> SET EXERCISE 1: Reproduce a passage from the lesson transcript on partitioning counters below, beginning at the words "So Lucas has" and stopping after "do some practise.".
> SET EXERCISE 2:
Answer these questions from the lesson transcript on partitioning counters below:
(a) How many different ways to partition the 10 counters does the lesson arrive at?
(b) What number did Lucas record as the whole in his part-part-whole model?
(c) What three ways of recording does the lesson suggest for the practice?
> SET EXERCISE 3: How would the lesson transcript on partitioning 10 counters, given below, go on after its final sentence? Continue it.

> TEXT EXTRACT:
----
So the question we're asked is what will come next? So we've got five yellow counters and the rest red.
What do you think is going to be next? I think we're going to find yes, six yellow counters and four red counters.
And what would be next? Seven yellow counters and three red counters.
Can you see, we're adding one yellow counter every time and the number of red counters is getting smaller each time by one.
So we've now got seven yellow counters and three red, eight yellow counters and two red, nine yellow counters and one red.
And what's our last row going to be? Did you get it? Yes.
All yellow counters and no red counters.
That looks quite organised, doesn't it? I think we've been quite systematic there.
Let's see what Lucas and Sam have got to say.
Lucas says, "As the number of yellow counters goes up.
." Sam says, "The number of red counters goes down." So let's read those two again.
As the number of yellow counters goes up, the number of red counters goes down and we can see each number changing each time we're adding one more yellow and we're taking away one red each time.
Can you see how many ways there are all together in that arrangement of counters? If you count the rows, do you remember they were saying that there would be one more than the number of counters? So there are 11 different ways to partition the 10 counters.
Okay, time to check.
Let's think about how we represent these.
We can represent with counters and we can represent with part-part-whole models.
So Lucas and Sam have done some, but I think they might have made a mistake.
So can you spot the mistakes they've made in recording their ways of partitioning 10 counters? So pause the video and have a look.
Did you spot it? Let's have a look together.
So Lucas has shown in his counters seven red counters and three paler yellow counters but I'm not sure his part-part-whole model shows that.
He's got a whole that's three.
I think he's recorded his part and whole the wrong way round, hasn't he? So we need to swap those.
So we show that 10 is the whole, seven is a part and three is a part.
And then that matches with his counters.
So let's have a look at Sam's.
So Sam's counters show that she's partitioned her 10 into three red and seven paler yellow counters.
So her part-part-whole model shows 10 is the whole, that's great, but then she's got both parts being seven.
I don't think that's right.
One part is seven but the other part isn't, is it? So we need to change one of the parts to three.
That's right.
Now, her part-part-whole model matches her counters.
Time for you to do some practise.
So you're going to take 10 counters and partition them and record them in your own way.
You could use part-part-whole models, you could use bar models or you could use the number line.
Can you find all the ways? Think about what we thought about, about organising your work, being systematic.
----
> DATA:
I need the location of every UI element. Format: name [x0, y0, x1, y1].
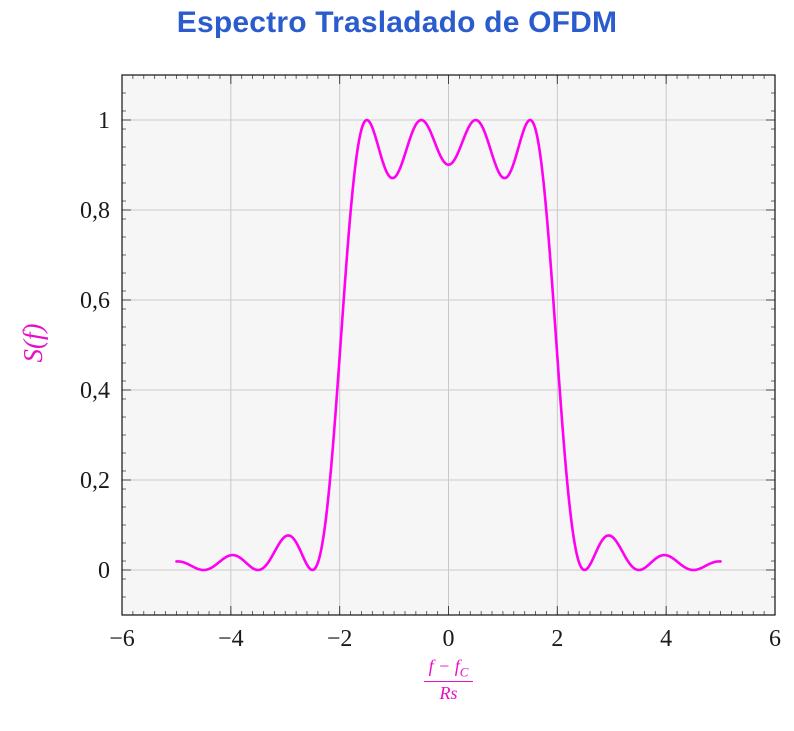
----
> REPLY 1:
So Lucas has shown in his counters seven red counters and three paler yellow counters but I'm not sure his part-part-whole model shows that.
He's got a whole that's three.
I think he's recorded his part and whole the wrong way round, hasn't he? So we need to swap those.
So we show that 10 is the whole, seven is a part and three is a part.
And then that matches with his counters.
So let's have a look at Sam's.
So Sam's counters show that she's partitioned her 10 into three red and seven paler yellow counters.
So her part-part-whole model shows 10 is the whole, that's great, but then she's got both parts being seven.
I don't think that's right.
One part is seven but the other part isn't, is it? So we need to change one of the parts to three.
That's right.
Now, her part-part-whole model matches her counters.
Time for you to do some practise.

> REPLY 2:
(a) 11
(b) Three
(c) Part-part-whole models, bar models and the number line

> REPLY 3:
Can you find all the ways to partition 10? And then for the second part of your task, we've got a table for you to record your partitioning.
So you can see we've got part and part and whole.
The whole is always 10.
So we need to complete the table, complete those missing parts so that our two parts combine to make 10 each time.
So pause the video, have a go at your tasks and then we'll look at them together.
So you might have chosen to use part-part-whole models and Lucas is saying, "Did you work systematically?" Let's have a look at these ones.
So we can see that 10 is the whole in all those cases.
But if you look at the parts and the wholes, you can see that we've been quite systematic.
We started with one part is 10 and the other part is zero.
Then we changed it.
So that one part was nine and the other part was one and then eight and two, seven and three.
So you can see that one part is always going down by one number and the other part is always increasing by one number as well.
So I wonder if you found all that and how you decided to record yours.
So how did you get on with your table? Did you spot some patterns there as well? If you look down each column of parts, can you see the numbers go zero all the way up to 10 in the first column and from 10 all the way down to zero in the other column? So again, I wonder if you filled in your table going across the rows or whether you spotted the pattern in the columns and used that to help you.
However you did it, well done.
Let's move on to part two of our lesson.
So in this part, we're going to partition some different numbers, six to 10.
And we're going to think about partitioning in different ways.
So we can partition numbers into two or more parts.
We've partitioned some numbers into two parts here, but what numbers have been partitioned here and how do you know? So let's have a look.
We've got parts there.
So the first one has parts of five and one.
And then the second part-part-whole model shows parts of five and two.
Five and three.
Oh, I wonder what's going on here.
Let's see.
So the first one is six, five is a part and one is a part.
So the whole must be six.
So if five is a part and one is a part, what happens if one of our parts gets bigger? So five is a part and two is a part.
Our whole is seven, that's right.
Five is a part and three is a part and our whole is one more again, it's eight.
And then nine and then 10.
And we know that five and five, remember, Sam talking about her hands earlier, if five is a part and five is a part, the whole is 10.
Lucas says, "One part is always five in each model." And we can see that.
Sam says, "The other part is going up by one each time." We can see it going 1, 2, 3, 4, 5 across the slide.
So Lucas says, "So the whole has to go up by one each time." If you imagine cubes or counters, we'd have five in the part each time and then we'd have one and then two.
So we're adding one more each time.
So our whole is going to go up by one each time.
So they're all five and a bit but the bit is different each time.
And you might have thought about your numbers as five and a bit, those numbers from six to 10 before.
Different one to have a think about here.
What could the whole be and what could the other part be? All we know now is that we've got one part that is two.
I wonder what we're thinking here.
Well, Lucas says, "The whole has to be two or more." 'Cause if we've got two as a part, then our whole probably has to be at least two.
If zero is a part, it would be two or it could perhaps be bigger depending on what our other part is.
Sam says, "The other part could be any number." It could be, couldn't it? So Lucas says, "We could try starting at two and going up." So if two is our whole, the other part would be zero because if one part is zero, then the other part is equal to the whole.
If our other part was one, the whole would be three.
If our other part was two, the whole would be four.
If our other part was three, the whole would be five.
Sam says, "The next whole in the pattern will be six because it is one more than five." So our two is staying the same each time.
Our other part is increasing by one, so the next one will be six.
"So the next missing part, she says, "has to be four." So yes, if that whole keeps going up by one, then our other part has to keep getting bigger by one as well.
And we can see we've got bigger by one again.
So our whole is seven and our other part is now five.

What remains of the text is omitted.